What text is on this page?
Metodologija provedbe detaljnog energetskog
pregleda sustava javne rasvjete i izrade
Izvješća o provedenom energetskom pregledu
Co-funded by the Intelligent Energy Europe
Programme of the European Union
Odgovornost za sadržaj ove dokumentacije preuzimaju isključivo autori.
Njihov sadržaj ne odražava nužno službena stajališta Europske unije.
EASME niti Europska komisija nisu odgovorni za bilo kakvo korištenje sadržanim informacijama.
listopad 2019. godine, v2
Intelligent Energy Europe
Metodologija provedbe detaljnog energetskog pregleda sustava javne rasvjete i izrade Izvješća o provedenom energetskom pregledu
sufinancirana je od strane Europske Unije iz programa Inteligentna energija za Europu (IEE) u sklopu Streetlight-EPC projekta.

========================================================================

Stated problem -
Each line of the listing should be copied exactly.

Solved exercise -
What text is on this page?
Metodologija provedbe detaljnog energetskog
pregleda sustava javne rasvjete i izrade
Izvješća o provedenom energetskom pregledu
Co-funded by the Intelligent Energy Europe
Programme of the European Union
Odgovornost za sadržaj ove dokumentacije preuzimaju isključivo autori.
Njihov sadržaj ne odražava nužno službena stajališta Europske unije.
EASME niti Europska komisija nisu odgovorni za bilo kakvo korištenje sadržanim informacijama.
listopad 2019. godine, v2
Intelligent Energy Europe
Metodologija provedbe detaljnog energetskog pregleda sustava javne rasvjete i izrade Izvješća o provedenom energetskom pregledu
sufinancirana je od strane Europske Unije iz programa Inteligentna energija za Europu (IEE) u sklopu Streetlight-EPC projekta.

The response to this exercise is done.